>>>>>
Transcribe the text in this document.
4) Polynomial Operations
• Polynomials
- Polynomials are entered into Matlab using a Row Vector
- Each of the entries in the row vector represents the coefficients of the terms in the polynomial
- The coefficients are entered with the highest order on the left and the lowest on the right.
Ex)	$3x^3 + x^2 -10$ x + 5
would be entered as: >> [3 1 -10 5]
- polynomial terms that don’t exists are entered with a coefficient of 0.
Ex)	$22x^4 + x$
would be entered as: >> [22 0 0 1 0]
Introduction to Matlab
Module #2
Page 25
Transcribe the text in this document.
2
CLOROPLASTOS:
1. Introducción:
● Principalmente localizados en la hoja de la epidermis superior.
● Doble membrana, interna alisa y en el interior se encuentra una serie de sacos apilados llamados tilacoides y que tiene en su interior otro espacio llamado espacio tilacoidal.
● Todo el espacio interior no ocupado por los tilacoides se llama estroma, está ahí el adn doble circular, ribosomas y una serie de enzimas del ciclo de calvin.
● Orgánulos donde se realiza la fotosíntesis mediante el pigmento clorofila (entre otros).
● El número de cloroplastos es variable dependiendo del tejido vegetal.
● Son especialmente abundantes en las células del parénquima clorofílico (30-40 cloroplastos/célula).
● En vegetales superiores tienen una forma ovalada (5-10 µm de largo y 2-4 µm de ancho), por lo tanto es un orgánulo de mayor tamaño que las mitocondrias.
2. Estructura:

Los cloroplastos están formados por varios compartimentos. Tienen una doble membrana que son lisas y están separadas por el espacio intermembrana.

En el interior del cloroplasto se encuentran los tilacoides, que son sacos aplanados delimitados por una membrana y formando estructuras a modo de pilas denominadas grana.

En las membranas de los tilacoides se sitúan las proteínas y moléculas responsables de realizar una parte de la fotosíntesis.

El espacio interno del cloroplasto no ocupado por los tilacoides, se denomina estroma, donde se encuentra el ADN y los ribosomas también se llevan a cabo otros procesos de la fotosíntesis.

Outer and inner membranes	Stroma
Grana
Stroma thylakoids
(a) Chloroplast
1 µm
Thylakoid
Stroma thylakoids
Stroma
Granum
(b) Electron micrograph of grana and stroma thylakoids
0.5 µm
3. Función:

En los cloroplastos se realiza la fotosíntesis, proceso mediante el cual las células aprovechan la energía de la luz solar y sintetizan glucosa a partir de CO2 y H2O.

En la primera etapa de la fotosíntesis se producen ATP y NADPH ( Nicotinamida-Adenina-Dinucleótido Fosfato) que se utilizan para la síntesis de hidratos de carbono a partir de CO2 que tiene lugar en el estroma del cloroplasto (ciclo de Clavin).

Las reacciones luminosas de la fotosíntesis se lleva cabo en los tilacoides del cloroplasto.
<<<<<
= Task directions =
Search the data above for the word "would", then gather each line in which it appears.

= The answer =
would be entered as: >> [3 1 -10 5]
would be entered as: >> [22 0 0 1 0]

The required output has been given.